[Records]
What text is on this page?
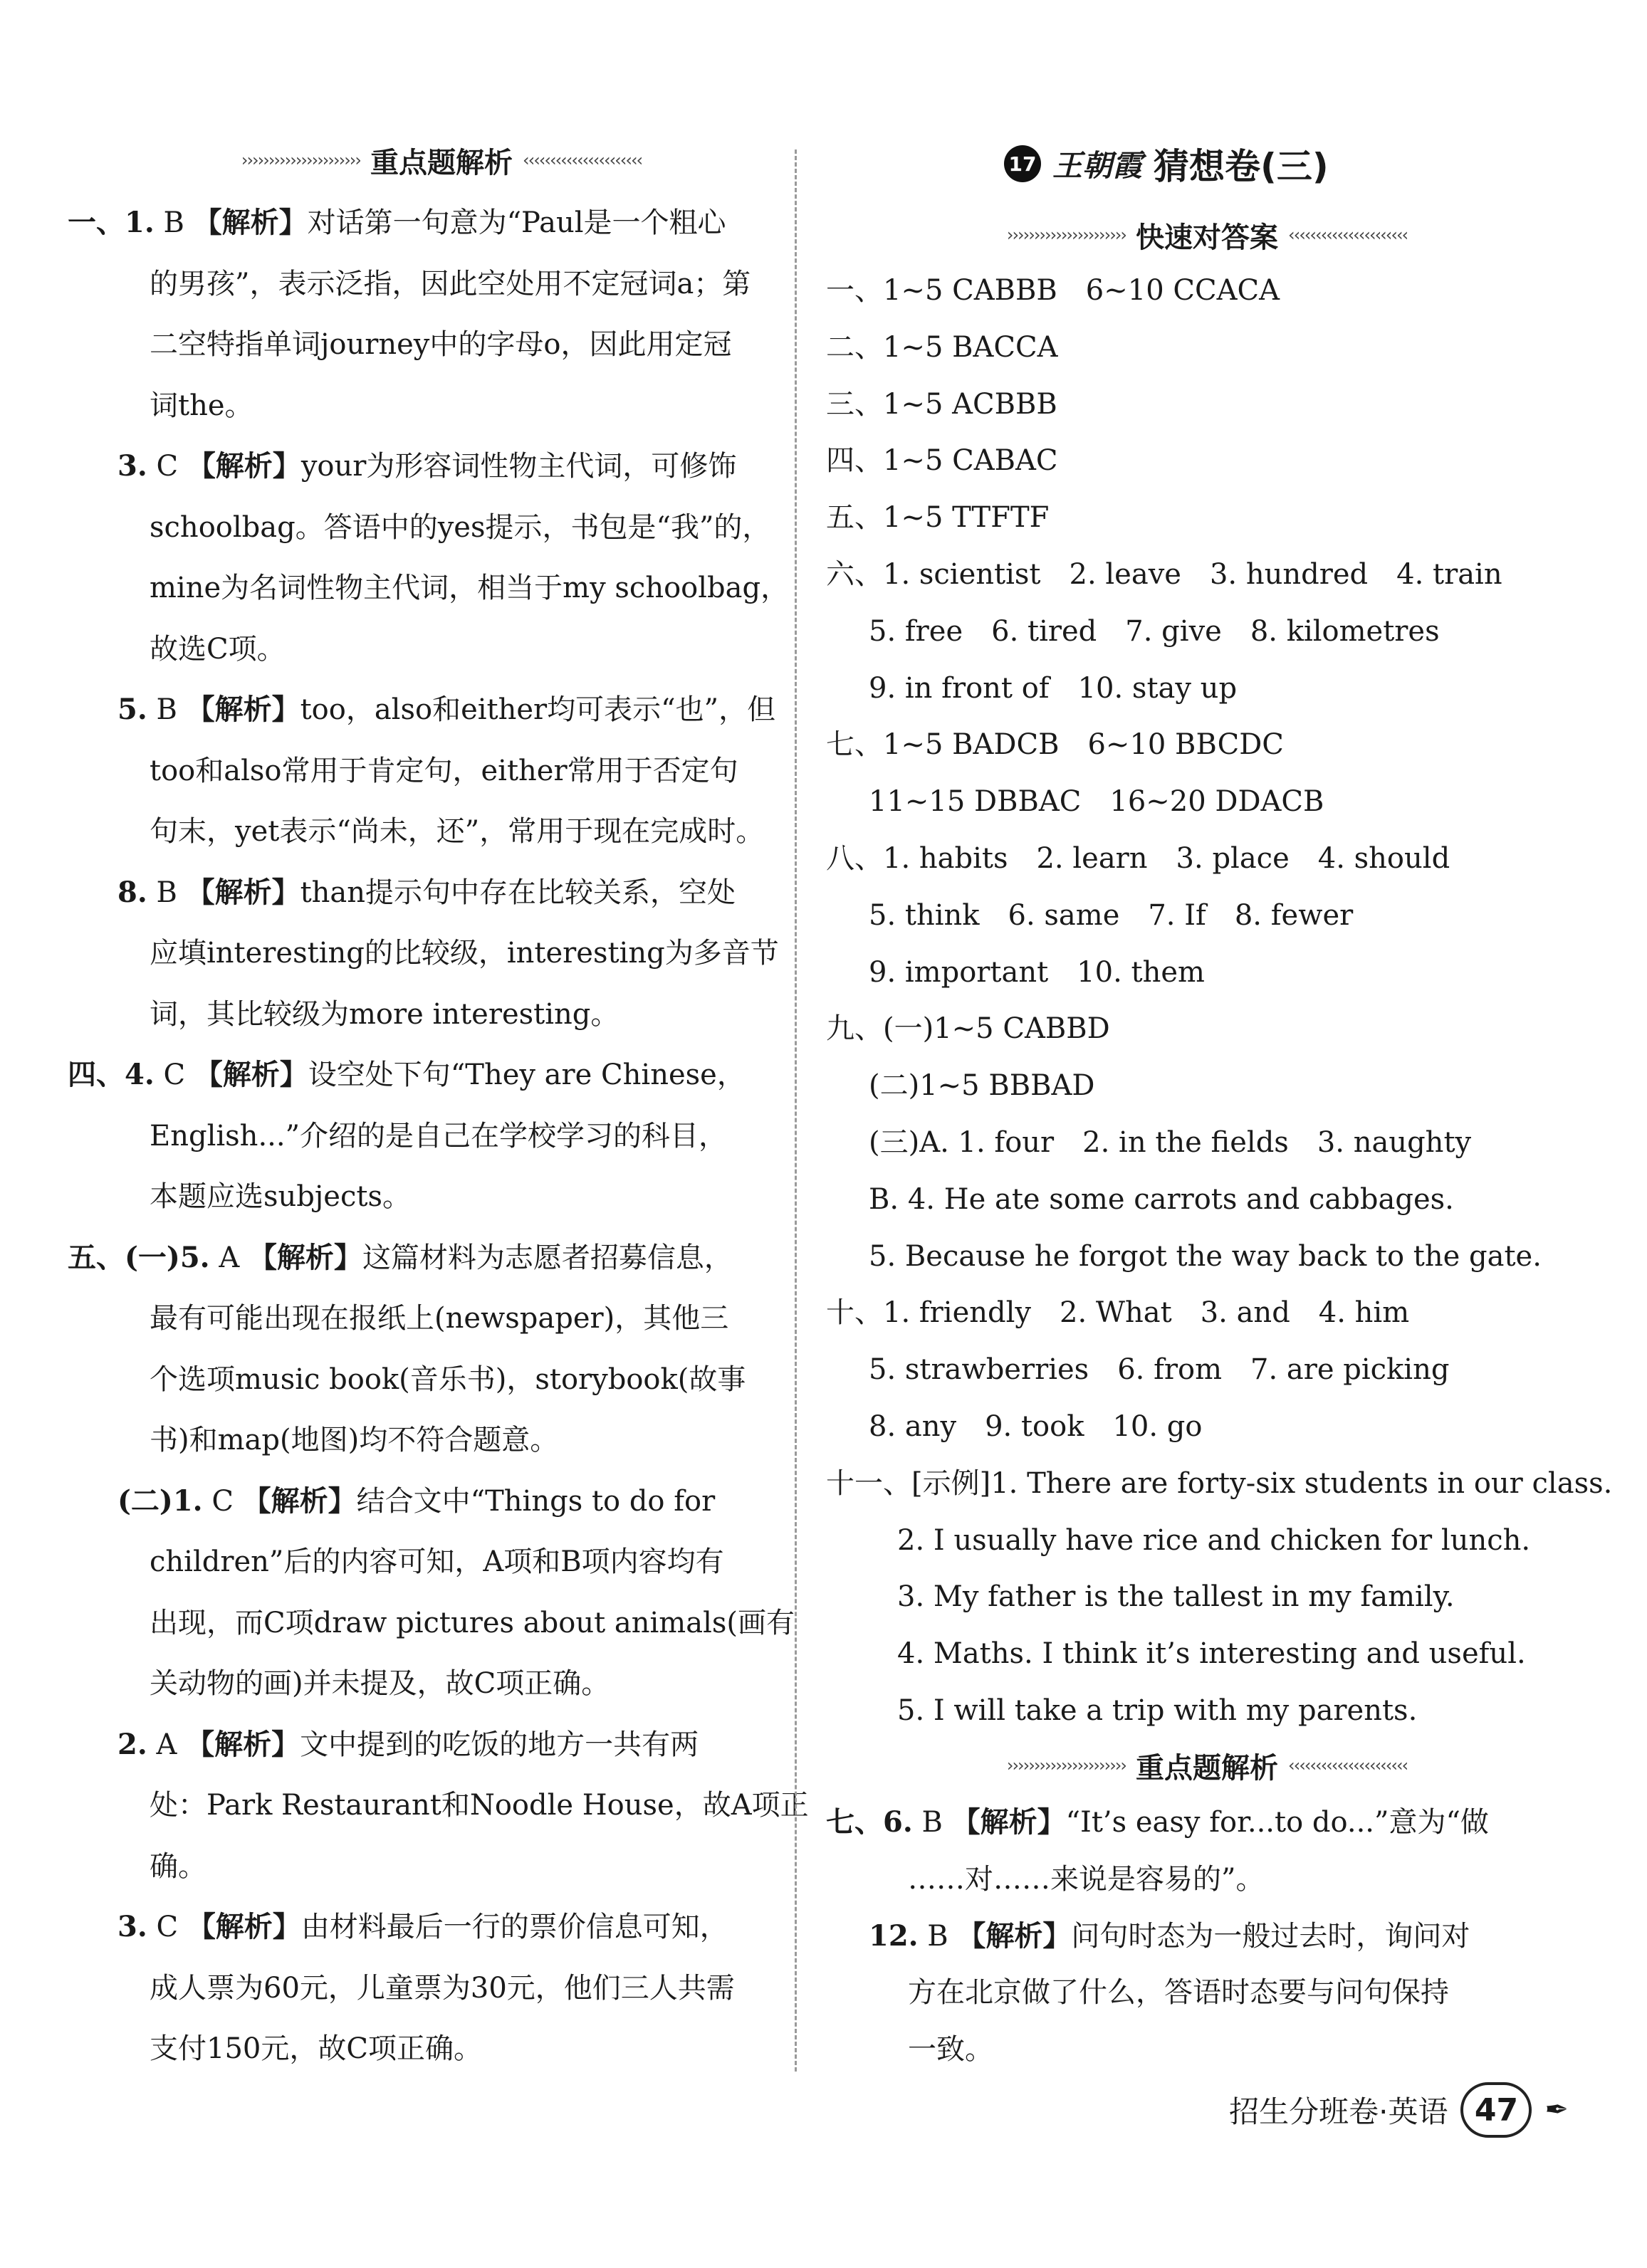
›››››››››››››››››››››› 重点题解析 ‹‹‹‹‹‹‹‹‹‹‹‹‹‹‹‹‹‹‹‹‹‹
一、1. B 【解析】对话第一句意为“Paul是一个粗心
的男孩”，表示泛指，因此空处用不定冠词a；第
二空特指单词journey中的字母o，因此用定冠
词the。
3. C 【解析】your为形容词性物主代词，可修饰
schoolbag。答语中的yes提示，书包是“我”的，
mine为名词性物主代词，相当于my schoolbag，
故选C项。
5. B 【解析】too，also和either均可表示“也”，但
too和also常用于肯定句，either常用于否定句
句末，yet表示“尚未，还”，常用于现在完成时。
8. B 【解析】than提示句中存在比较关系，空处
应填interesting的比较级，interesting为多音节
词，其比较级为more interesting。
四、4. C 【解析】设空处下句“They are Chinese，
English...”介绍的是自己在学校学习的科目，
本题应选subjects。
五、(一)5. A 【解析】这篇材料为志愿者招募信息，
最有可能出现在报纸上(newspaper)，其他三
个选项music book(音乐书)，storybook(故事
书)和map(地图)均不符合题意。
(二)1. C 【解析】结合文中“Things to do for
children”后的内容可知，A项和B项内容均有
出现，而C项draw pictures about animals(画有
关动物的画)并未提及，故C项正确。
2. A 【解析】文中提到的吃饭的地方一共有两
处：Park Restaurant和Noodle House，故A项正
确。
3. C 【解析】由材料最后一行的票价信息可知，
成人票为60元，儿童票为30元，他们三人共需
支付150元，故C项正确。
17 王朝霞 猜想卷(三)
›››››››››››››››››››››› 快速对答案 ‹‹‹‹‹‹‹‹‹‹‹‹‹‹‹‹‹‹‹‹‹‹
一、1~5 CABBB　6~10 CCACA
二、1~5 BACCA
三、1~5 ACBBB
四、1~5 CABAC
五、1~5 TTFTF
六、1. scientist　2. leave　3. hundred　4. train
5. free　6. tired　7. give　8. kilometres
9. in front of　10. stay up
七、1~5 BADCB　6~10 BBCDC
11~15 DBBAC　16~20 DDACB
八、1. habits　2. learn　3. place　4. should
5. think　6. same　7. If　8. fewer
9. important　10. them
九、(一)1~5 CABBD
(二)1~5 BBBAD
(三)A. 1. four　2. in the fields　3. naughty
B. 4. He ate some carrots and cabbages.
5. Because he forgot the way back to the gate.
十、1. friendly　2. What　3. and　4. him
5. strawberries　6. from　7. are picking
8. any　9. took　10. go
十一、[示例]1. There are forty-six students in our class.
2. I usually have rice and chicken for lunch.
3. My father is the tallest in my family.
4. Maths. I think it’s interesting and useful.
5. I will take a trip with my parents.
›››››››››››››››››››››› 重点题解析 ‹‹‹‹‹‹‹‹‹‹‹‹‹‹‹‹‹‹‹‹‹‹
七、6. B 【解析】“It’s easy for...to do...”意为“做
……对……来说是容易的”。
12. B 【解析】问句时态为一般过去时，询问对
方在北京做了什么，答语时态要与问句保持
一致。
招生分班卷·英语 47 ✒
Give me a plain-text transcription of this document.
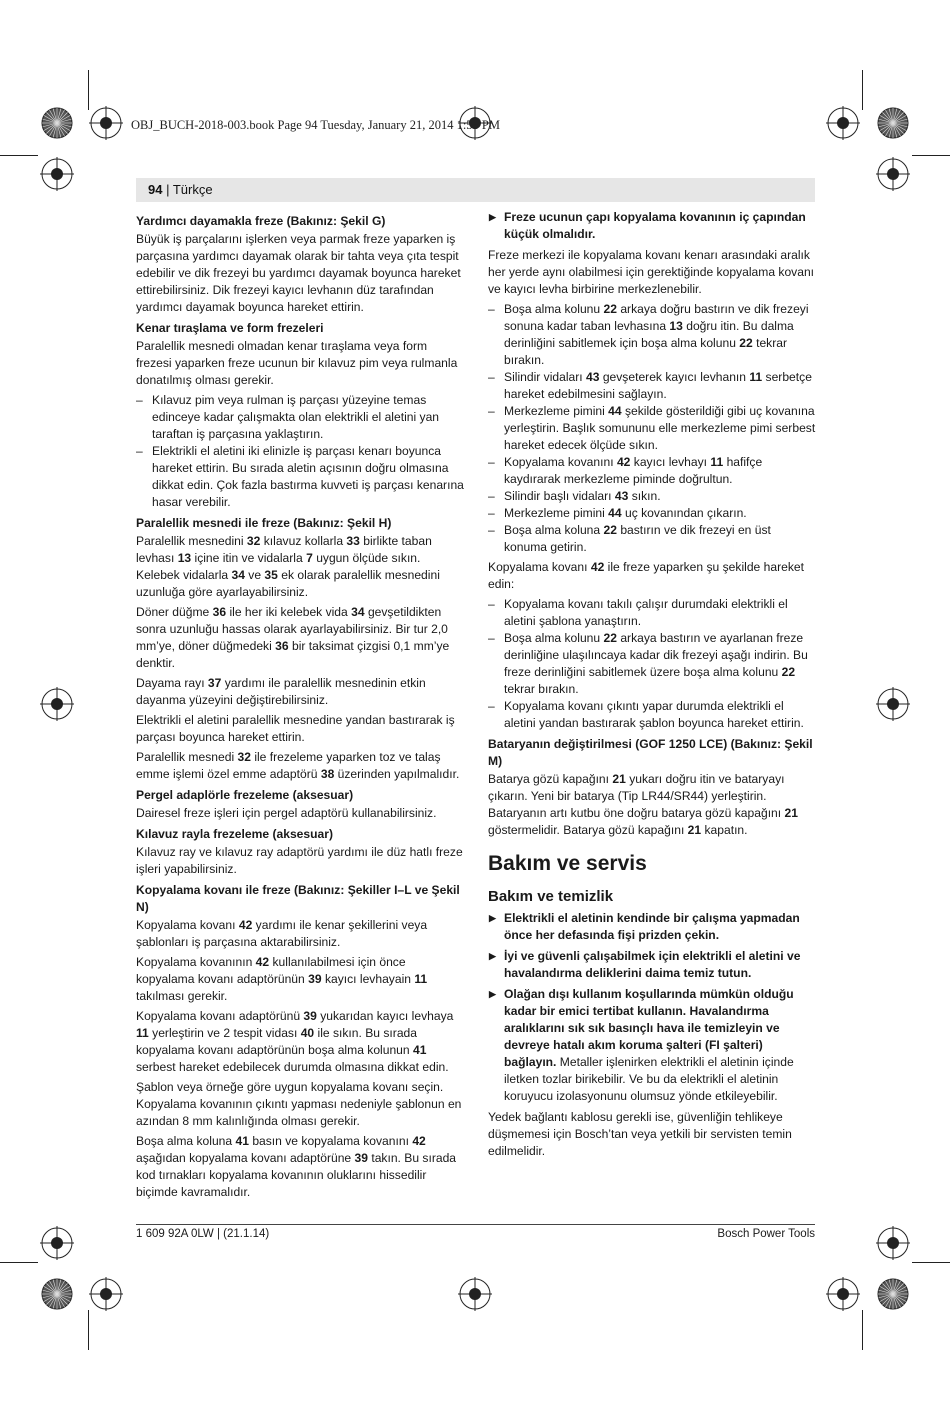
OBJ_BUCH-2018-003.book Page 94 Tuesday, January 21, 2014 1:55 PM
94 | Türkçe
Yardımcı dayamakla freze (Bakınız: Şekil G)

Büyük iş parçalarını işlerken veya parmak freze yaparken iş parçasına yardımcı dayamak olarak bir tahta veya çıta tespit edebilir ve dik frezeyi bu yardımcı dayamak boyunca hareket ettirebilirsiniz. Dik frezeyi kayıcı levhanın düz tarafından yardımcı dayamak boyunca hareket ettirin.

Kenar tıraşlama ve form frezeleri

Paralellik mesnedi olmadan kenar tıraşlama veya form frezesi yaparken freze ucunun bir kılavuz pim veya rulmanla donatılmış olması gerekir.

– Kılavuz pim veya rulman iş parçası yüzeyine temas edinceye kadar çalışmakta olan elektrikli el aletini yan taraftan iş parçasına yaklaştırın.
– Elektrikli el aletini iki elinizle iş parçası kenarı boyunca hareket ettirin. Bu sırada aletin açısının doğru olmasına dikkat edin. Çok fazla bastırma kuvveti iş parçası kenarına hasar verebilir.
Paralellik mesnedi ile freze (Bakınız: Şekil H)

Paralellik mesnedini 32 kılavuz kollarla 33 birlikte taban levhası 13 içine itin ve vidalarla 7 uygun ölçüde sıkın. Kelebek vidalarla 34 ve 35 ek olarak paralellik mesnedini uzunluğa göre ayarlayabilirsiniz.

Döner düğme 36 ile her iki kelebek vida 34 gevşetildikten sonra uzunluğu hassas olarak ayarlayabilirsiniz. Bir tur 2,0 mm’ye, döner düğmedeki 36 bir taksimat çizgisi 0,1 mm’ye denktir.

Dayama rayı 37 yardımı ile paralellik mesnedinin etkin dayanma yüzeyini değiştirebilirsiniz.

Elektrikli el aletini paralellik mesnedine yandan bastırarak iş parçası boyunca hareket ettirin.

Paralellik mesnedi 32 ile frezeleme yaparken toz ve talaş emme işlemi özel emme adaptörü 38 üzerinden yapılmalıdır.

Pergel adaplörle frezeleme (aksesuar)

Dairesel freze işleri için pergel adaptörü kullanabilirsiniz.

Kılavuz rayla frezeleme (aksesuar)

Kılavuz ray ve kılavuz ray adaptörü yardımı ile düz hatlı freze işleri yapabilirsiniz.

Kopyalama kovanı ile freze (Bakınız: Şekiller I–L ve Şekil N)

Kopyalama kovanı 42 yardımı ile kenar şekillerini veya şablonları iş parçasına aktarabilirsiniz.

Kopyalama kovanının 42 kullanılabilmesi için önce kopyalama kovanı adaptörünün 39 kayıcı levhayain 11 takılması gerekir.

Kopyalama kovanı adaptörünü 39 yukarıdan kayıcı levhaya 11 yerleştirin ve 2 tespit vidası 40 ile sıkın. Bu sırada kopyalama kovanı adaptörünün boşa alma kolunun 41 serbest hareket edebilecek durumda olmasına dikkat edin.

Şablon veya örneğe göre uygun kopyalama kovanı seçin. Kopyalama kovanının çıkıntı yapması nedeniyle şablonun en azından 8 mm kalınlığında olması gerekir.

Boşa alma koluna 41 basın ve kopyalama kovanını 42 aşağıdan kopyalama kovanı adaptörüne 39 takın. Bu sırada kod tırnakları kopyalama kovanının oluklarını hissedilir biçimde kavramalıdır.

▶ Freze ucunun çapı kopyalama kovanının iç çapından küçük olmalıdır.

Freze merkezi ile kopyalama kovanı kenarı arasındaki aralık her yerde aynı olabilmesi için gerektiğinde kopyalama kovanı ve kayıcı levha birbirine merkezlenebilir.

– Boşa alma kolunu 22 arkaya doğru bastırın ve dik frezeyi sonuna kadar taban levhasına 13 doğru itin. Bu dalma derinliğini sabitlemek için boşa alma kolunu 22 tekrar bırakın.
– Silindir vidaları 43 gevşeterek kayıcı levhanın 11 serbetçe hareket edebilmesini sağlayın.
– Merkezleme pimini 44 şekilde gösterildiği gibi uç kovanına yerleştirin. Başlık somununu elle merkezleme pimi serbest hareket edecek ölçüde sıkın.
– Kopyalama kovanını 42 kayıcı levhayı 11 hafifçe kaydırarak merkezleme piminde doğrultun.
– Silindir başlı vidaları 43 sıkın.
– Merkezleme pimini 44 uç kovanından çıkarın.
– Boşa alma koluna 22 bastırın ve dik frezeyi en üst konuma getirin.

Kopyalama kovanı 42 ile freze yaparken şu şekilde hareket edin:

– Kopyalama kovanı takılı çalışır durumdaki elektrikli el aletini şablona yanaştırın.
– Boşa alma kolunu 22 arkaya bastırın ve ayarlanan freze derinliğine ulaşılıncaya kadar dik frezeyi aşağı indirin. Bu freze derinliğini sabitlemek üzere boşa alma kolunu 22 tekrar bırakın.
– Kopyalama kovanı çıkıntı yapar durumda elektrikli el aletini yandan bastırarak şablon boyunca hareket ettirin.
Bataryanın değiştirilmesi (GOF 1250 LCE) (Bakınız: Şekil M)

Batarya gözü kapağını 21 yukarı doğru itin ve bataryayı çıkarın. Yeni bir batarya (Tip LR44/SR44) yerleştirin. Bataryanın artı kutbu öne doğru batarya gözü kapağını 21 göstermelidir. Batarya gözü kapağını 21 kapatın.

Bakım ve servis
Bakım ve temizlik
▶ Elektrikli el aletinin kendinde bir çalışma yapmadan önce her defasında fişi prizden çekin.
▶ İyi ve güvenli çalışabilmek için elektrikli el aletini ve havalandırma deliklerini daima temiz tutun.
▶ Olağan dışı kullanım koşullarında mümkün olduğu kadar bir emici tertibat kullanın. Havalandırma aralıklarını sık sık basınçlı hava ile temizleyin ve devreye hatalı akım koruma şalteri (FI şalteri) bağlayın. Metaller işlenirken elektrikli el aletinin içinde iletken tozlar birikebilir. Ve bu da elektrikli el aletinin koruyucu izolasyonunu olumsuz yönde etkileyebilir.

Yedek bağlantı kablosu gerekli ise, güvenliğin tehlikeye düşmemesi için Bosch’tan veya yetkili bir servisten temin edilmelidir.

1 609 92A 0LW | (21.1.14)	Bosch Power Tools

**TASK TO COMPLETE:**
Write out every line from the entries where "dikkat" appears.

**WRITTEN RESPONSE:**
– Elektrikli el aletini iki elinizle iş parçası kenarı boyunca hareket ettirin. Bu sırada aletin açısının doğru olmasına dikkat edin. Çok fazla bastırma kuvveti iş parçası kenarına hasar verebilir.
Kopyalama kovanı adaptörünü 39 yukarıdan kayıcı levhaya 11 yerleştirin ve 2 tespit vidası 40 ile sıkın. Bu sırada kopyalama kovanı adaptörünün boşa alma kolunun 41 serbest hareket edebilecek durumda olmasına dikkat edin.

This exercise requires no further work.